Set task
Write out the entries below once more, exactly, with the pictures left out.

Available data
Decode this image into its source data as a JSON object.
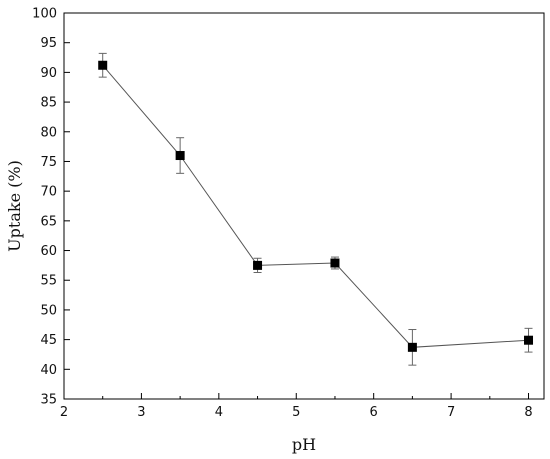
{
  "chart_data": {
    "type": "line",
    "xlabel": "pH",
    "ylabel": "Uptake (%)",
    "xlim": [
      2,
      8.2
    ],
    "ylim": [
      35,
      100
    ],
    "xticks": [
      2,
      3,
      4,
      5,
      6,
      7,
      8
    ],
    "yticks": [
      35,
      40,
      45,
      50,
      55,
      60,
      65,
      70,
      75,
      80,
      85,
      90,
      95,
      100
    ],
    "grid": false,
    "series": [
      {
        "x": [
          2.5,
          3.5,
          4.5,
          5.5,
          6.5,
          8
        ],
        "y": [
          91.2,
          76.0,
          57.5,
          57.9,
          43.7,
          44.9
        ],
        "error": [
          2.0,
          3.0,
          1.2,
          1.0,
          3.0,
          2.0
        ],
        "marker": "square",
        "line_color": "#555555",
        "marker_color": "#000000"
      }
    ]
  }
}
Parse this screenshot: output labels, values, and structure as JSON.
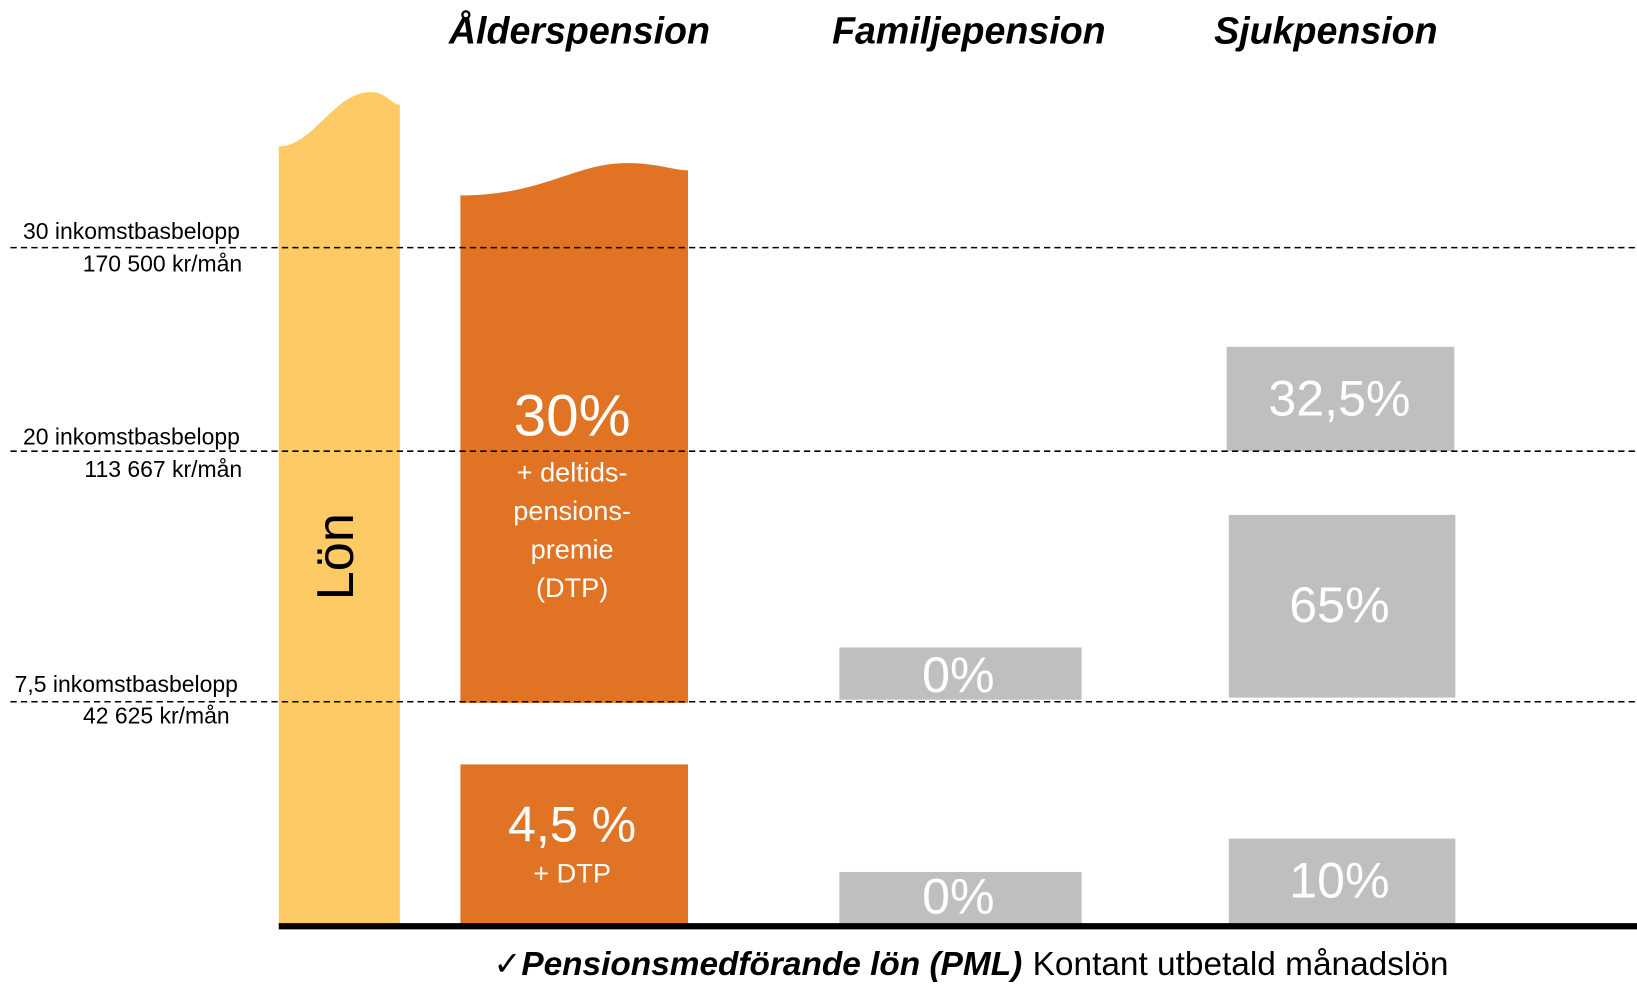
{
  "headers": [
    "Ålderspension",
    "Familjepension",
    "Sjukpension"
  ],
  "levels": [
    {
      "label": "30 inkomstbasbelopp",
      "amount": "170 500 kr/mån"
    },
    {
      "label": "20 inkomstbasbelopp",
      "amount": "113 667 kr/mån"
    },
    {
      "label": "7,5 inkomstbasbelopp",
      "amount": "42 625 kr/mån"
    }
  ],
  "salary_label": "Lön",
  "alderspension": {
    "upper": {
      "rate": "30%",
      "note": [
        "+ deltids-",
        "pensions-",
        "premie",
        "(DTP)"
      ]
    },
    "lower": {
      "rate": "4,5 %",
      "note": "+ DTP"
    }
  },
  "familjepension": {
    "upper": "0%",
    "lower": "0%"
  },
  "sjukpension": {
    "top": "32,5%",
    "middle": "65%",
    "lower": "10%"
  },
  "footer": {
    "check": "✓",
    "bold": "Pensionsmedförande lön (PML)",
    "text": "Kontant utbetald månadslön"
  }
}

Answer to the exercise
Decode this image into its source data as a JSON object.
{
  "chart_data": {
    "type": "line",
    "xlabel": "pH",
    "ylabel": "Uptake (%)",
    "xlim": [
      2,
      8.2
    ],
    "ylim": [
      35,
      100
    ],
    "xticks": [
      2,
      3,
      4,
      5,
      6,
      7,
      8
    ],
    "yticks": [
      35,
      40,
      45,
      50,
      55,
      60,
      65,
      70,
      75,
      80,
      85,
      90,
      95,
      100
    ],
    "grid": false,
    "series": [
      {
        "x": [
          2.5,
          3.5,
          4.5,
          5.5,
          6.5,
          8
        ],
        "y": [
          91.2,
          76.0,
          57.5,
          57.9,
          43.7,
          44.9
        ],
        "error": [
          2.0,
          3.0,
          1.2,
          1.0,
          3.0,
          2.0
        ],
        "marker": "square",
        "line_color": "#555555",
        "marker_color": "#000000"
      }
    ]
  }
}
Parse this screenshot: output labels, values, and structure as JSON.
{
  "headers": [
    "Ålderspension",
    "Familjepension",
    "Sjukpension"
  ],
  "levels": [
    {
      "label": "30 inkomstbasbelopp",
      "amount": "170 500 kr/mån"
    },
    {
      "label": "20 inkomstbasbelopp",
      "amount": "113 667 kr/mån"
    },
    {
      "label": "7,5 inkomstbasbelopp",
      "amount": "42 625 kr/mån"
    }
  ],
  "salary_label": "Lön",
  "alderspension": {
    "upper": {
      "rate": "30%",
      "note": [
        "+ deltids-",
        "pensions-",
        "premie",
        "(DTP)"
      ]
    },
    "lower": {
      "rate": "4,5 %",
      "note": "+ DTP"
    }
  },
  "familjepension": {
    "upper": "0%",
    "lower": "0%"
  },
  "sjukpension": {
    "top": "32,5%",
    "middle": "65%",
    "lower": "10%"
  },
  "footer": {
    "check": "✓",
    "bold": "Pensionsmedförande lön (PML)",
    "text": "Kontant utbetald månadslön"
  }
}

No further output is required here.